**Task details:**
Filter this material down to the lines that hold "true", copying each one.

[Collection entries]
═══
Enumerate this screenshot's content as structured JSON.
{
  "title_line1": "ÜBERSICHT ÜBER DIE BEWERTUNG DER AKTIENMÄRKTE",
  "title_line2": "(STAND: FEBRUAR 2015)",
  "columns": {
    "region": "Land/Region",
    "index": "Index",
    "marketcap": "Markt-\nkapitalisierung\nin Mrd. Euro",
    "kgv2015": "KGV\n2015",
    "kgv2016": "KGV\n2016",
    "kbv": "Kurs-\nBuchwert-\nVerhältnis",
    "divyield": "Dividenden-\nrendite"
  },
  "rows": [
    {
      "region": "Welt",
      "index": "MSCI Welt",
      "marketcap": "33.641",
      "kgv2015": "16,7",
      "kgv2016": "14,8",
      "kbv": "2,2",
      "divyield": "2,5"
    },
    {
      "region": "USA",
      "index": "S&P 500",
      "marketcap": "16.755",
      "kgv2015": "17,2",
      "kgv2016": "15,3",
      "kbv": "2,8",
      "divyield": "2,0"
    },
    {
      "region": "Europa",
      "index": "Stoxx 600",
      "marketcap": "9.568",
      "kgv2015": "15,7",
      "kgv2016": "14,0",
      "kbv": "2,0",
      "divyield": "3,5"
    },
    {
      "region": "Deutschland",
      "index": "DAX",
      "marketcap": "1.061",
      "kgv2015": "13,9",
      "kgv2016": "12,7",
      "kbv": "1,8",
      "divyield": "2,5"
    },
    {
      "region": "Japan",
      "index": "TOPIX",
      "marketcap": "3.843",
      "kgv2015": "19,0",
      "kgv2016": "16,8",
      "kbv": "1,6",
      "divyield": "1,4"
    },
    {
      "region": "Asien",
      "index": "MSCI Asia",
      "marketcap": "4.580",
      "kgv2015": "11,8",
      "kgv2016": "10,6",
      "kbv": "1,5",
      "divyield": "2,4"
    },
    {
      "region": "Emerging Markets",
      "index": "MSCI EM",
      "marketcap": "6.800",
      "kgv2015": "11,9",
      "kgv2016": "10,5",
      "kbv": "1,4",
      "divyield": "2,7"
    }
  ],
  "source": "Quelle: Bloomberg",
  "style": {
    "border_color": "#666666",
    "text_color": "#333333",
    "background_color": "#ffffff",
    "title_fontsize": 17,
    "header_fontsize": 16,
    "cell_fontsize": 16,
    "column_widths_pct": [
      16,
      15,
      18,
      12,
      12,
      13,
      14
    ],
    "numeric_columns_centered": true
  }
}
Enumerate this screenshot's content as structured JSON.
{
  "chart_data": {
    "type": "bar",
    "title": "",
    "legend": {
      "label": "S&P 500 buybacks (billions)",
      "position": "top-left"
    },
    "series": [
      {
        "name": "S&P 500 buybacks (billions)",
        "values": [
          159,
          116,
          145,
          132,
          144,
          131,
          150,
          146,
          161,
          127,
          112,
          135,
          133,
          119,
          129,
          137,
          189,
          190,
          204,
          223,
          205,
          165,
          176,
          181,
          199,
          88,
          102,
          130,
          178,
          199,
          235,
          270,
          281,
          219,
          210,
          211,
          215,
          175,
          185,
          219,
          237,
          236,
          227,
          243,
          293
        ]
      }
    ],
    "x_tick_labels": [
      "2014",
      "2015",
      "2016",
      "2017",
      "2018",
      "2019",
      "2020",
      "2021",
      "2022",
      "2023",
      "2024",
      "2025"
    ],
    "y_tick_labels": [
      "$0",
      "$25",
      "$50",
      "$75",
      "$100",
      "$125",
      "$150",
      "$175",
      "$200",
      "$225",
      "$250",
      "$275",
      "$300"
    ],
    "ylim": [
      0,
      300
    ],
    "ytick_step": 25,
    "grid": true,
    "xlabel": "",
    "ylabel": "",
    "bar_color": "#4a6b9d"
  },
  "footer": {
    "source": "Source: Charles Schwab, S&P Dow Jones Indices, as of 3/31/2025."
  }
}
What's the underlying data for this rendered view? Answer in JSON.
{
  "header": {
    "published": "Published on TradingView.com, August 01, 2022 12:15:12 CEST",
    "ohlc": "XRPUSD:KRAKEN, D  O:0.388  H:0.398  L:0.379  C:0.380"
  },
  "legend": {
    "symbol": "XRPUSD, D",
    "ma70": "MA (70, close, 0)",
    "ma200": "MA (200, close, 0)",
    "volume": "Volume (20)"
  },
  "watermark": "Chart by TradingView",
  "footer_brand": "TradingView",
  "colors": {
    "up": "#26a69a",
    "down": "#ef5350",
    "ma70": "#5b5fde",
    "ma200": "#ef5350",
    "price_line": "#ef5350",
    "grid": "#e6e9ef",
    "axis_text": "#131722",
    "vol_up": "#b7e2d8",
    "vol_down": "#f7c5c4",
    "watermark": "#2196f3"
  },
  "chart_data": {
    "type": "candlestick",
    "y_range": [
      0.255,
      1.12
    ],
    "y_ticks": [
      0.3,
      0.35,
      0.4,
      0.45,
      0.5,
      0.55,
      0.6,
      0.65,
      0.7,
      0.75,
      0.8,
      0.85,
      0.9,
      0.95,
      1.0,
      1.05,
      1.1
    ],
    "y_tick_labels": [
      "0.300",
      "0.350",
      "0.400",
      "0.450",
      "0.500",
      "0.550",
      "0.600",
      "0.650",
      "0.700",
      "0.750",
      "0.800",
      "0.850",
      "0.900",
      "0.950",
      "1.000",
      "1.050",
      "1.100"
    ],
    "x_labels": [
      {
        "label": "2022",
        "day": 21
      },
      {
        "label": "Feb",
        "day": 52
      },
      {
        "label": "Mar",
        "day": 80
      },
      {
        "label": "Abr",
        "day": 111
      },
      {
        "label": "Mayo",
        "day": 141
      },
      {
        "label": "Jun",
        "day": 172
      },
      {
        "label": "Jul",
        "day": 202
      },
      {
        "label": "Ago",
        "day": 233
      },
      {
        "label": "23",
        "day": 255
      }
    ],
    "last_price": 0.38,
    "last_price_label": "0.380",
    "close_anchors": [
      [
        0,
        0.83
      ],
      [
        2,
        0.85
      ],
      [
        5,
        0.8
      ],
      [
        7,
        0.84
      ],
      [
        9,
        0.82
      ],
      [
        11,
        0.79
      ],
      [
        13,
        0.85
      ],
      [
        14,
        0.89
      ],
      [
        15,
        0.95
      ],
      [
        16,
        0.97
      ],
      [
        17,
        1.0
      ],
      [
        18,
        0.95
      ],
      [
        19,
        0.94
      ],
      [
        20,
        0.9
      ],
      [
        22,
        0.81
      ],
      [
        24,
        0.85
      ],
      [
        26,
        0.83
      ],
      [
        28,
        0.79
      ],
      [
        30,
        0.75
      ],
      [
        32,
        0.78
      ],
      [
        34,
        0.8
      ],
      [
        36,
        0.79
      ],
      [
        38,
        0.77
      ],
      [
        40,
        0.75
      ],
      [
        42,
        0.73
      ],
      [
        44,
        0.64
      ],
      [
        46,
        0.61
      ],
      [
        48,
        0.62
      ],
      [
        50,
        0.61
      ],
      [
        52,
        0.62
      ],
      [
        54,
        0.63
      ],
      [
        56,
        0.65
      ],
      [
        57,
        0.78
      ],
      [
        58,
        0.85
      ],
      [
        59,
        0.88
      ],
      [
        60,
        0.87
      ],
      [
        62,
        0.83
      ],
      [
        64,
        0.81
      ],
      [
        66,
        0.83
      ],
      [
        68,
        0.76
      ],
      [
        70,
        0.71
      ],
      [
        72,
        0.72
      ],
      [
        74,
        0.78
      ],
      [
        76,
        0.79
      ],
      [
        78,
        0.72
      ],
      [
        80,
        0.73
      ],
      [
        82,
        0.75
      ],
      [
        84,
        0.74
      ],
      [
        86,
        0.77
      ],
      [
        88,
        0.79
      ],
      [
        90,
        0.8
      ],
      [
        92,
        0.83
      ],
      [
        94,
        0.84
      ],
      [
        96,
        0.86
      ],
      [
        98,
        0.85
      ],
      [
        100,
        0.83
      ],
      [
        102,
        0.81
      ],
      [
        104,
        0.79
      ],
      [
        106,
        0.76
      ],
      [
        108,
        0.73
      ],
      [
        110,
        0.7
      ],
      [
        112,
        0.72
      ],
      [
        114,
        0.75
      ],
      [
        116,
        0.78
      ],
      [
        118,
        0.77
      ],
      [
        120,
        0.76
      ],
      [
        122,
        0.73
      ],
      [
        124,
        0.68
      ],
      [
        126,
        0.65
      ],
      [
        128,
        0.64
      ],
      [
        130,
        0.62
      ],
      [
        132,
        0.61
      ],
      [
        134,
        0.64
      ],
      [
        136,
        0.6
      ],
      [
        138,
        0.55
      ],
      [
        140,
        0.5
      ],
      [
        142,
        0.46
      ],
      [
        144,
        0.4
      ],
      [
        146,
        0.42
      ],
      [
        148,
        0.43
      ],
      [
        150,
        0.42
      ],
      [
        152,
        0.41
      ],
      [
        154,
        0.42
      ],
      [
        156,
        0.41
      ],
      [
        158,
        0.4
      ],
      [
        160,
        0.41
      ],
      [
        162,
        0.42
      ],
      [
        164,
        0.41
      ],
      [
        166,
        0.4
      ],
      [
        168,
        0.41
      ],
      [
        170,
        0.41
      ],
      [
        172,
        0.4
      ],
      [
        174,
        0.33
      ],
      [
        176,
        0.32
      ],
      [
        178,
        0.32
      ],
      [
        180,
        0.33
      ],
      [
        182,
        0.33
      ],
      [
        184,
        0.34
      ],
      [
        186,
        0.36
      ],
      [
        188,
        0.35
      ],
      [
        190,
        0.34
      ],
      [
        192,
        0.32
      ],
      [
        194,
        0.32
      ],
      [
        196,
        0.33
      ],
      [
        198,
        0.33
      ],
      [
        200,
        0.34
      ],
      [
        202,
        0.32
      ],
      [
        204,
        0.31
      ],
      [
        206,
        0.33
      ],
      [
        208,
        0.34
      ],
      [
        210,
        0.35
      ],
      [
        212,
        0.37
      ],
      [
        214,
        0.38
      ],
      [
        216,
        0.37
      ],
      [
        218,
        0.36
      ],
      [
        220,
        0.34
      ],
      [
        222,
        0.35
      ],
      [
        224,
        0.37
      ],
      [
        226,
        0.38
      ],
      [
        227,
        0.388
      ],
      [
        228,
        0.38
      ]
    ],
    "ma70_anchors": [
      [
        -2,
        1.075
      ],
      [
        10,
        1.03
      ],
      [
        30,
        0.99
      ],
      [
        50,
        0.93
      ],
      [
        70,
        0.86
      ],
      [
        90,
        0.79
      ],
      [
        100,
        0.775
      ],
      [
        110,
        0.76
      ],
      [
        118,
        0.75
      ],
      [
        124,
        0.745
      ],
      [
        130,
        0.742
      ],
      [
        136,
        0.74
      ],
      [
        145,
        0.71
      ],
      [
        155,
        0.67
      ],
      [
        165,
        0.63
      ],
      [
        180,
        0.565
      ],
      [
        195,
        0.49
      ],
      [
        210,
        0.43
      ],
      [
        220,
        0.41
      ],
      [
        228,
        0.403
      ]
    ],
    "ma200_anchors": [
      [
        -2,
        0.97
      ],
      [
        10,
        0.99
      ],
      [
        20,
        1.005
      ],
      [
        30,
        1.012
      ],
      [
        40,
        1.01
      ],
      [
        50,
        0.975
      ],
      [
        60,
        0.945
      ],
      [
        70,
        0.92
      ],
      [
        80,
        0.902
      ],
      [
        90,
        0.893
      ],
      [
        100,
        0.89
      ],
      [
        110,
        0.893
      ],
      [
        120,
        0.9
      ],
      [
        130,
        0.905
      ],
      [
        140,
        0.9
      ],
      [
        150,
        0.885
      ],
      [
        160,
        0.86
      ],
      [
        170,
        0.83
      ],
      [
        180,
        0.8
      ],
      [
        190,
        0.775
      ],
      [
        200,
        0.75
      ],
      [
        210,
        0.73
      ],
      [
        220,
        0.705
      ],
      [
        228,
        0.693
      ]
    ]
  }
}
═══
**Task response:**
    "numeric_columns_centered": true
    "grid": true,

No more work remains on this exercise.